>> begin RECORD EXCERPTS
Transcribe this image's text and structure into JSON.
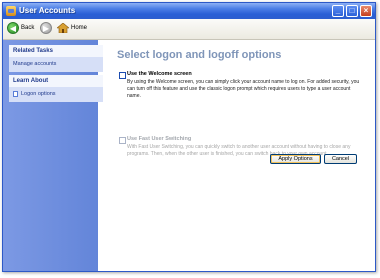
{
  "window": {
    "title": "User Accounts"
  },
  "toolbar": {
    "back_label": "Back",
    "home_label": "Home"
  },
  "sidebar": {
    "related_tasks": {
      "header": "Related Tasks",
      "items": [
        "Manage accounts"
      ]
    },
    "learn_about": {
      "header": "Learn About",
      "items": [
        "Logon options"
      ]
    }
  },
  "main": {
    "heading": "Select logon and logoff options",
    "options": [
      {
        "label": "Use the Welcome screen",
        "checked": false,
        "enabled": true,
        "description": "By using the Welcome screen, you can simply click your account name to log on. For added security, you can turn off this feature and use the classic logon prompt which requires users to type a user account name."
      },
      {
        "label": "Use Fast User Switching",
        "checked": false,
        "enabled": false,
        "description": "With Fast User Switching, you can quickly switch to another user account without having to close any programs. Then, when the other user is finished, you can switch back to your own account."
      }
    ],
    "apply_label": "Apply Options",
    "cancel_label": "Cancel"
  },
  "colors": {
    "title_bar": "#2a5fd6",
    "sidebar": "#7c99e4",
    "heading": "#7f95b8"
  }
}
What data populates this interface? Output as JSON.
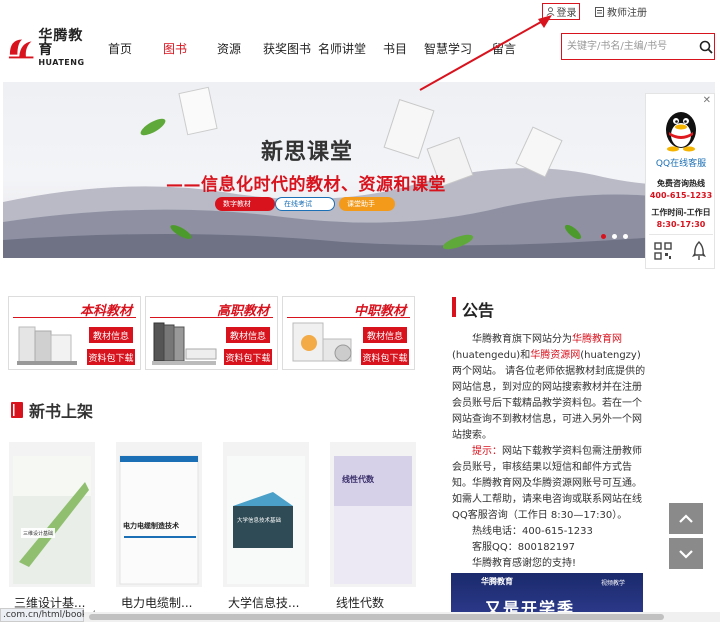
{
  "top_links": {
    "login": "登录",
    "teacher_register": "教师注册"
  },
  "logo": {
    "cn": "华腾教育",
    "en": "HUATENG"
  },
  "nav": [
    {
      "label": "首页"
    },
    {
      "label": "图书"
    },
    {
      "label": "资源"
    },
    {
      "label": "获奖图书"
    },
    {
      "label": "名师讲堂"
    },
    {
      "label": "书目"
    },
    {
      "label": "智慧学习"
    },
    {
      "label": "留言"
    }
  ],
  "search": {
    "placeholder": "关键字/书名/主编/书号"
  },
  "banner": {
    "title": "新思课堂",
    "subtitle": "——信息化时代的教材、资源和课堂",
    "pills": [
      "数字教材",
      "在线考试",
      "课堂助手"
    ]
  },
  "widget": {
    "qq": "QQ在线客服",
    "free_label": "免费咨询热线",
    "phone": "400-615-1233",
    "hours_label": "工作时间-工作日",
    "hours": "8:30-17:30"
  },
  "categories": [
    {
      "title": "本科教材",
      "info": "教材信息",
      "download": "资料包下载"
    },
    {
      "title": "高职教材",
      "info": "教材信息",
      "download": "资料包下载"
    },
    {
      "title": "中职教材",
      "info": "教材信息",
      "download": "资料包下载"
    }
  ],
  "new_books": {
    "title": "新书上架",
    "books": [
      {
        "title": "三维设计基...",
        "cover": "三维设计基础"
      },
      {
        "title": "电力电缆制...",
        "cover": "电力电缆制造技术"
      },
      {
        "title": "大学信息技...",
        "cover": "大学信息技术基础"
      },
      {
        "title": "线性代数",
        "cover": "线性代数"
      }
    ]
  },
  "announcement": {
    "title": "公告",
    "p1_a": "华腾教育旗下网站分为",
    "p1_link1": "华腾教育网",
    "p1_b": "(huatengedu)和",
    "p1_link2": "华腾资源网",
    "p1_c": "(huatengzy)两个网站。 请各位老师依据教材封底提供的网站信息，到对应的网站搜索教材并在注册会员账号后下载精品教学资料包。若在一个网站查询不到教材信息，可进入另外一个网站搜索。",
    "tip_label": "提示：",
    "tip_text": "网站下载教学资料包需注册教师会员账号，审核结果以短信和邮件方式告知。华腾教育网及华腾资源网账号可互通。如需人工帮助，请来电咨询或联系网站在线QQ客服咨询（工作日 8:30—17:30）。",
    "hotline": "热线电话：400-615-1233",
    "qq": "客服QQ：800182197",
    "thanks": "华腾教育感谢您的支持!",
    "img_label": "华腾教育",
    "img_caption": "视频教学",
    "img_text": "又是开学季"
  },
  "status_url": ".com.cn/html/books/",
  "colors": {
    "brand_red": "#d8131e",
    "link_blue": "#1b6fb5"
  }
}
>> end RECORD EXCERPTS
THE PROBLEM. Write out each line of the data exactly; the images should be left out.

THE SOLUTION.
Transcribe this image's text and structure into JSON.
{
  "window": {
    "title": "User Accounts"
  },
  "toolbar": {
    "back_label": "Back",
    "home_label": "Home"
  },
  "sidebar": {
    "related_tasks": {
      "header": "Related Tasks",
      "items": [
        "Manage accounts"
      ]
    },
    "learn_about": {
      "header": "Learn About",
      "items": [
        "Logon options"
      ]
    }
  },
  "main": {
    "heading": "Select logon and logoff options",
    "options": [
      {
        "label": "Use the Welcome screen",
        "checked": false,
        "enabled": true,
        "description": "By using the Welcome screen, you can simply click your account name to log on. For added security, you can turn off this feature and use the classic logon prompt which requires users to type a user account name."
      },
      {
        "label": "Use Fast User Switching",
        "checked": false,
        "enabled": false,
        "description": "With Fast User Switching, you can quickly switch to another user account without having to close any programs. Then, when the other user is finished, you can switch back to your own account."
      }
    ],
    "apply_label": "Apply Options",
    "cancel_label": "Cancel"
  },
  "colors": {
    "title_bar": "#2a5fd6",
    "sidebar": "#7c99e4",
    "heading": "#7f95b8"
  }
}
What data populates this interface? Output as JSON.
{
  "top_links": {
    "login": "登录",
    "teacher_register": "教师注册"
  },
  "logo": {
    "cn": "华腾教育",
    "en": "HUATENG"
  },
  "nav": [
    {
      "label": "首页"
    },
    {
      "label": "图书"
    },
    {
      "label": "资源"
    },
    {
      "label": "获奖图书"
    },
    {
      "label": "名师讲堂"
    },
    {
      "label": "书目"
    },
    {
      "label": "智慧学习"
    },
    {
      "label": "留言"
    }
  ],
  "search": {
    "placeholder": "关键字/书名/主编/书号"
  },
  "banner": {
    "title": "新思课堂",
    "subtitle": "——信息化时代的教材、资源和课堂",
    "pills": [
      "数字教材",
      "在线考试",
      "课堂助手"
    ]
  },
  "widget": {
    "qq": "QQ在线客服",
    "free_label": "免费咨询热线",
    "phone": "400-615-1233",
    "hours_label": "工作时间-工作日",
    "hours": "8:30-17:30"
  },
  "categories": [
    {
      "title": "本科教材",
      "info": "教材信息",
      "download": "资料包下载"
    },
    {
      "title": "高职教材",
      "info": "教材信息",
      "download": "资料包下载"
    },
    {
      "title": "中职教材",
      "info": "教材信息",
      "download": "资料包下载"
    }
  ],
  "new_books": {
    "title": "新书上架",
    "books": [
      {
        "title": "三维设计基...",
        "cover": "三维设计基础"
      },
      {
        "title": "电力电缆制...",
        "cover": "电力电缆制造技术"
      },
      {
        "title": "大学信息技...",
        "cover": "大学信息技术基础"
      },
      {
        "title": "线性代数",
        "cover": "线性代数"
      }
    ]
  },
  "announcement": {
    "title": "公告",
    "p1_a": "华腾教育旗下网站分为",
    "p1_link1": "华腾教育网",
    "p1_b": "(huatengedu)和",
    "p1_link2": "华腾资源网",
    "p1_c": "(huatengzy)两个网站。 请各位老师依据教材封底提供的网站信息，到对应的网站搜索教材并在注册会员账号后下载精品教学资料包。若在一个网站查询不到教材信息，可进入另外一个网站搜索。",
    "tip_label": "提示：",
    "tip_text": "网站下载教学资料包需注册教师会员账号，审核结果以短信和邮件方式告知。华腾教育网及华腾资源网账号可互通。如需人工帮助，请来电咨询或联系网站在线QQ客服咨询（工作日 8:30—17:30）。",
    "hotline": "热线电话：400-615-1233",
    "qq": "客服QQ：800182197",
    "thanks": "华腾教育感谢您的支持!",
    "img_label": "华腾教育",
    "img_caption": "视频教学",
    "img_text": "又是开学季"
  },
  "status_url": ".com.cn/html/books/",
  "colors": {
    "brand_red": "#d8131e",
    "link_blue": "#1b6fb5"
  }
}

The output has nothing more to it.